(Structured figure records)
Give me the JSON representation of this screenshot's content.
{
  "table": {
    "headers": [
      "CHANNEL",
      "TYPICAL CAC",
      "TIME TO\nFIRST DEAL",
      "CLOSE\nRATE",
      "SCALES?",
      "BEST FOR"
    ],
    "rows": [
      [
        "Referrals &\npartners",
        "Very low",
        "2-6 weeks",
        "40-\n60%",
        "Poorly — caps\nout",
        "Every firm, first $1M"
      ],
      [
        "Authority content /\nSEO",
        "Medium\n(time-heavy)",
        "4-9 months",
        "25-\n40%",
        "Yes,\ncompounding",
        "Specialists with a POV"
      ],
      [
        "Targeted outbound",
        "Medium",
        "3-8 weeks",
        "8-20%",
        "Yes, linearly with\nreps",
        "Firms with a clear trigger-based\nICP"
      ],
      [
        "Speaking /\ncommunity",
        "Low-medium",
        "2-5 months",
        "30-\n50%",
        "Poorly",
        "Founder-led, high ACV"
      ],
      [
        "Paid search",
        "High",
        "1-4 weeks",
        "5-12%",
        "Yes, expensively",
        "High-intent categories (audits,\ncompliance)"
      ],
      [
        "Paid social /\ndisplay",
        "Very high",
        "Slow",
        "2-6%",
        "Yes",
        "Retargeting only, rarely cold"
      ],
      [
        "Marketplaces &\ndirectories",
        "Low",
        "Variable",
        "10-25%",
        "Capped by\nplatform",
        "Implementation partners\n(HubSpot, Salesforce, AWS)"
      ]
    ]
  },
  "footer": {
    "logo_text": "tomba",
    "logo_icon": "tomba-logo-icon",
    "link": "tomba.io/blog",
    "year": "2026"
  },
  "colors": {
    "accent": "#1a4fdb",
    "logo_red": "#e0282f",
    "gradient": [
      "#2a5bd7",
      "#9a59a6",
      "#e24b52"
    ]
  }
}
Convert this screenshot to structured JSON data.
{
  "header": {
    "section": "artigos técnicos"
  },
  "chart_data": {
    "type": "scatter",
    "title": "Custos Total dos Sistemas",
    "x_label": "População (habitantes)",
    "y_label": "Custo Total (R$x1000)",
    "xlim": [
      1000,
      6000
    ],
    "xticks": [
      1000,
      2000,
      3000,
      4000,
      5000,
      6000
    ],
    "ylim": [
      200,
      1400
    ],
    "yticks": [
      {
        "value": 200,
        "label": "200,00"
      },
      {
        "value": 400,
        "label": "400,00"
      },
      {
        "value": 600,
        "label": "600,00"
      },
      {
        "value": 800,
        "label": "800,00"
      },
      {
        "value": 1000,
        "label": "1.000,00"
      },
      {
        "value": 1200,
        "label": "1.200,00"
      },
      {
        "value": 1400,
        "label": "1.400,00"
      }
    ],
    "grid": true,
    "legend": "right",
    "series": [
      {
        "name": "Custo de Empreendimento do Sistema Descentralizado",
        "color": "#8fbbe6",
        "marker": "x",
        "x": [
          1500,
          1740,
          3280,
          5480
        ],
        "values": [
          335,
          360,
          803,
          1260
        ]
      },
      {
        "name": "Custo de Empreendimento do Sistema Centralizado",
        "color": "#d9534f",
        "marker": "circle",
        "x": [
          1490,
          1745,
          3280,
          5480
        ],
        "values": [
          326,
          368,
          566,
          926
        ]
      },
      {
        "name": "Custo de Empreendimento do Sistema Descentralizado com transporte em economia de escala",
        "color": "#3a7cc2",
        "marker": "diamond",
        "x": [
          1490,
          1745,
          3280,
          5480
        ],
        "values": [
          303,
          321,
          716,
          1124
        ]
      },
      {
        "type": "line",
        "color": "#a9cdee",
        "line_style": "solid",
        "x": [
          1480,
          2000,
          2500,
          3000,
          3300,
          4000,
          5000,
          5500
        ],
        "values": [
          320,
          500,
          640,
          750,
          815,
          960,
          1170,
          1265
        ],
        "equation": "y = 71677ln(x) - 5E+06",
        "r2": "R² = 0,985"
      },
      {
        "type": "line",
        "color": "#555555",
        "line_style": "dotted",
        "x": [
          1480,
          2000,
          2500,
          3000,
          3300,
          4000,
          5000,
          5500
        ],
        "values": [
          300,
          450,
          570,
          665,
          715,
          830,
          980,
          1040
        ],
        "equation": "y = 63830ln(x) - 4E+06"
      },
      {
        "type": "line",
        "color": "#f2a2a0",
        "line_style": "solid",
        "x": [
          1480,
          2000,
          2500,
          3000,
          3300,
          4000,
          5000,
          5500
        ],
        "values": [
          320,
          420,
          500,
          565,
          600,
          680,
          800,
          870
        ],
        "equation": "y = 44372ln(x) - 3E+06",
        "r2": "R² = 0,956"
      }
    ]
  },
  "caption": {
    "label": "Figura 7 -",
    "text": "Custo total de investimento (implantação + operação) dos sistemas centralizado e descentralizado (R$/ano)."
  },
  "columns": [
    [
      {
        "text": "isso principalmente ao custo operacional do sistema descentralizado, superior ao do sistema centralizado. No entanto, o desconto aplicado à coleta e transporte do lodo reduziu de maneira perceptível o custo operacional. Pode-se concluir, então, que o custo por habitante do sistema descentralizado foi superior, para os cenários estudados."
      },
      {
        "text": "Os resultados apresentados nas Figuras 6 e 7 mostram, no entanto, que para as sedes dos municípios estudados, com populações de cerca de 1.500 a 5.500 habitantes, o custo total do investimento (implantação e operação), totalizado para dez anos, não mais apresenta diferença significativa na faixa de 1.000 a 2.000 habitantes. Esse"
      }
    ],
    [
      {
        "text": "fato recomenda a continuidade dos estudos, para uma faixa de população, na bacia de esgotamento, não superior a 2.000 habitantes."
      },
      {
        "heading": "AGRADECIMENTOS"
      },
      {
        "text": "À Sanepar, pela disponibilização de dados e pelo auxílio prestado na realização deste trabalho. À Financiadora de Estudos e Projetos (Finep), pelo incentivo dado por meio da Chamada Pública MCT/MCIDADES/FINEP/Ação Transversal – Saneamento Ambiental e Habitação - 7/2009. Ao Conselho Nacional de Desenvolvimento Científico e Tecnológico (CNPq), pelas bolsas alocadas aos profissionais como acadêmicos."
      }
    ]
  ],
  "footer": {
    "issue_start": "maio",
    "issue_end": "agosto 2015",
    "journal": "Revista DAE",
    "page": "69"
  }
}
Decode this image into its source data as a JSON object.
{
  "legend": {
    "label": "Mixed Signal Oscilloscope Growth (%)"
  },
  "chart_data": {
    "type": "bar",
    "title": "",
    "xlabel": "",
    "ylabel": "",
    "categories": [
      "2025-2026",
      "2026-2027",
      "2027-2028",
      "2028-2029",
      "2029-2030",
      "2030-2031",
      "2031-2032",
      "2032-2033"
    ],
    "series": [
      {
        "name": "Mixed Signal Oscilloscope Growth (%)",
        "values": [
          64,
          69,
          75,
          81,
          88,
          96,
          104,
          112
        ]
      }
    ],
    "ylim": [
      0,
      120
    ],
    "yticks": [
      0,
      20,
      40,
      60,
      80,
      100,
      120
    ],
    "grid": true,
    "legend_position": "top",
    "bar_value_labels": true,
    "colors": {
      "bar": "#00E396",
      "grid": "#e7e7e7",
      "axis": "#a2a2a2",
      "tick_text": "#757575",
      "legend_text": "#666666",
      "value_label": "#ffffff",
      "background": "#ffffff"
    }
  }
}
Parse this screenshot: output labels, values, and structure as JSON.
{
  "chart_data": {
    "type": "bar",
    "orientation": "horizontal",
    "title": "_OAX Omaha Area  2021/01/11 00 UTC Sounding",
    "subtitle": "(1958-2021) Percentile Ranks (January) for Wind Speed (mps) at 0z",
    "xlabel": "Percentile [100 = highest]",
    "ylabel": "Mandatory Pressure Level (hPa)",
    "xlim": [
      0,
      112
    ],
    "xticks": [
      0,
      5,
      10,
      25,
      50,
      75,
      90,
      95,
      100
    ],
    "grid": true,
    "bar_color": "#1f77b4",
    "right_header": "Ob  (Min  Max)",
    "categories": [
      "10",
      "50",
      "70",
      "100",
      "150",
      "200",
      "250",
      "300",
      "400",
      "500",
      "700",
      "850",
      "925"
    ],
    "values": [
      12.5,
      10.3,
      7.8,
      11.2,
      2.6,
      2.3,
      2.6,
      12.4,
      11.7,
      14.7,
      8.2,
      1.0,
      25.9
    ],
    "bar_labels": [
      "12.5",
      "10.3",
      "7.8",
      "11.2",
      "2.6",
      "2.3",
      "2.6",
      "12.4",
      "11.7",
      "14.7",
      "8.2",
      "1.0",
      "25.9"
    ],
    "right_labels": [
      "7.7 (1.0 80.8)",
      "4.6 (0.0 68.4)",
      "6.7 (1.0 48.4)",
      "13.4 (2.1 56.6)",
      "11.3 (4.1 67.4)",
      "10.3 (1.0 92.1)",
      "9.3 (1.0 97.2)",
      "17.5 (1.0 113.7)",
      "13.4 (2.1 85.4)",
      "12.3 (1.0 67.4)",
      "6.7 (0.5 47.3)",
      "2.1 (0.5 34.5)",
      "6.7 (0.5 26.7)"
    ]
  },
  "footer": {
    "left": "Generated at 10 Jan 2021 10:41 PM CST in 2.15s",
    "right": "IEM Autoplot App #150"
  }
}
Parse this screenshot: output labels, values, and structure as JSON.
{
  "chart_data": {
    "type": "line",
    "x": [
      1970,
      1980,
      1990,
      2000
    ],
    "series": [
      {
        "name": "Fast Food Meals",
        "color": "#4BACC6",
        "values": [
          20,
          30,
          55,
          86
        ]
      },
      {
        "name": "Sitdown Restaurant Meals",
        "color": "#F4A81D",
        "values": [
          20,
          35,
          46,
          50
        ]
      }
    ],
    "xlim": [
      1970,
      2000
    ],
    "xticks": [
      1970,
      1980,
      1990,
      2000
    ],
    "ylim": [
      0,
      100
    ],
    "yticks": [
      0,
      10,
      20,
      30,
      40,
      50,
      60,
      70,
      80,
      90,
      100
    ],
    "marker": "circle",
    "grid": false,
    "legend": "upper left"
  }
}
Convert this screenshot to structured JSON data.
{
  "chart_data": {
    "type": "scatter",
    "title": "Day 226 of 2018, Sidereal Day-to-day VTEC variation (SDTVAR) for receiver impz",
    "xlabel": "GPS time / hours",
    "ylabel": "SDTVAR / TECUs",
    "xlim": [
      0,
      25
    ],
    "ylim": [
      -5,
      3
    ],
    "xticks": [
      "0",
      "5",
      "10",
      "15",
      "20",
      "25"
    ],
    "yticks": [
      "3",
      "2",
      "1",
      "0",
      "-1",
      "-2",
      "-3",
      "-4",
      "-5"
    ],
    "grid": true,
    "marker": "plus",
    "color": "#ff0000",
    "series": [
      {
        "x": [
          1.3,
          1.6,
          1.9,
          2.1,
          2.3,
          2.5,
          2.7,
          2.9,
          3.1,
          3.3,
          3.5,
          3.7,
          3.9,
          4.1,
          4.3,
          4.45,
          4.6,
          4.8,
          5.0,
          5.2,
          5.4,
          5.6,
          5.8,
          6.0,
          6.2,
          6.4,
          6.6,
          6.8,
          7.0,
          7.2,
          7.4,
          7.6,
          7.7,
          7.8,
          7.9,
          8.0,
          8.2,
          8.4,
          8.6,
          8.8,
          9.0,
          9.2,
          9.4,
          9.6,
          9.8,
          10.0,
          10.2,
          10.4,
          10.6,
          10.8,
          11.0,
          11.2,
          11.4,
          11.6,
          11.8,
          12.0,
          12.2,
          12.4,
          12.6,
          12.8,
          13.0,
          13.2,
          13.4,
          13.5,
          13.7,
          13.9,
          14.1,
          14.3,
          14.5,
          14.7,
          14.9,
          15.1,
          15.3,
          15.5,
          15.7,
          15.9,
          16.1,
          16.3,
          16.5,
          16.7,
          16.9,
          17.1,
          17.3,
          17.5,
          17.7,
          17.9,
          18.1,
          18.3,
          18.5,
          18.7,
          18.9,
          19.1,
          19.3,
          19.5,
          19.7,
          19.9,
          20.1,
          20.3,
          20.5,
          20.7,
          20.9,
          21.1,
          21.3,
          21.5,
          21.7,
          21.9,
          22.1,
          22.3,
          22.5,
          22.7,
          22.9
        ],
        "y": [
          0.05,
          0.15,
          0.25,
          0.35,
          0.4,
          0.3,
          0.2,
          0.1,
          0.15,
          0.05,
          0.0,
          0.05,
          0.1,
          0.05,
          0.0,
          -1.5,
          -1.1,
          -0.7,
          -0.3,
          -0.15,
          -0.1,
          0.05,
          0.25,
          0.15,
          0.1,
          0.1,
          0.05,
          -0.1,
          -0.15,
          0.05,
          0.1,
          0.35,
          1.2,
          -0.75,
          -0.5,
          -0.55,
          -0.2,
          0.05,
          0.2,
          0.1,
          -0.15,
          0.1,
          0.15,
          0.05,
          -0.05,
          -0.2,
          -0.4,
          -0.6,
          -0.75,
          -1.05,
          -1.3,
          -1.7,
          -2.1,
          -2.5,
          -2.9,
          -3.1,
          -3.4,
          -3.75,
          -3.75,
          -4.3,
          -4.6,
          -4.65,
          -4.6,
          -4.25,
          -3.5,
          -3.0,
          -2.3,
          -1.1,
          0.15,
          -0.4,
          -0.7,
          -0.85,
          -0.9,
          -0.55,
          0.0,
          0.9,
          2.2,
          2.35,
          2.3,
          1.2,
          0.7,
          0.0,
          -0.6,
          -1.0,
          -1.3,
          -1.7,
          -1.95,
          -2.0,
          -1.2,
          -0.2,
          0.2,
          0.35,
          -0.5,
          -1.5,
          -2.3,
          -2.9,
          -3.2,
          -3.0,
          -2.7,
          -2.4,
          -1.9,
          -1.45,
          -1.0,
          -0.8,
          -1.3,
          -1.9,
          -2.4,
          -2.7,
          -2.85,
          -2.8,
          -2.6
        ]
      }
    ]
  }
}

> What to produce:
Return solely the number of lines in the data that include the word "ylabel".

> Complete response:
3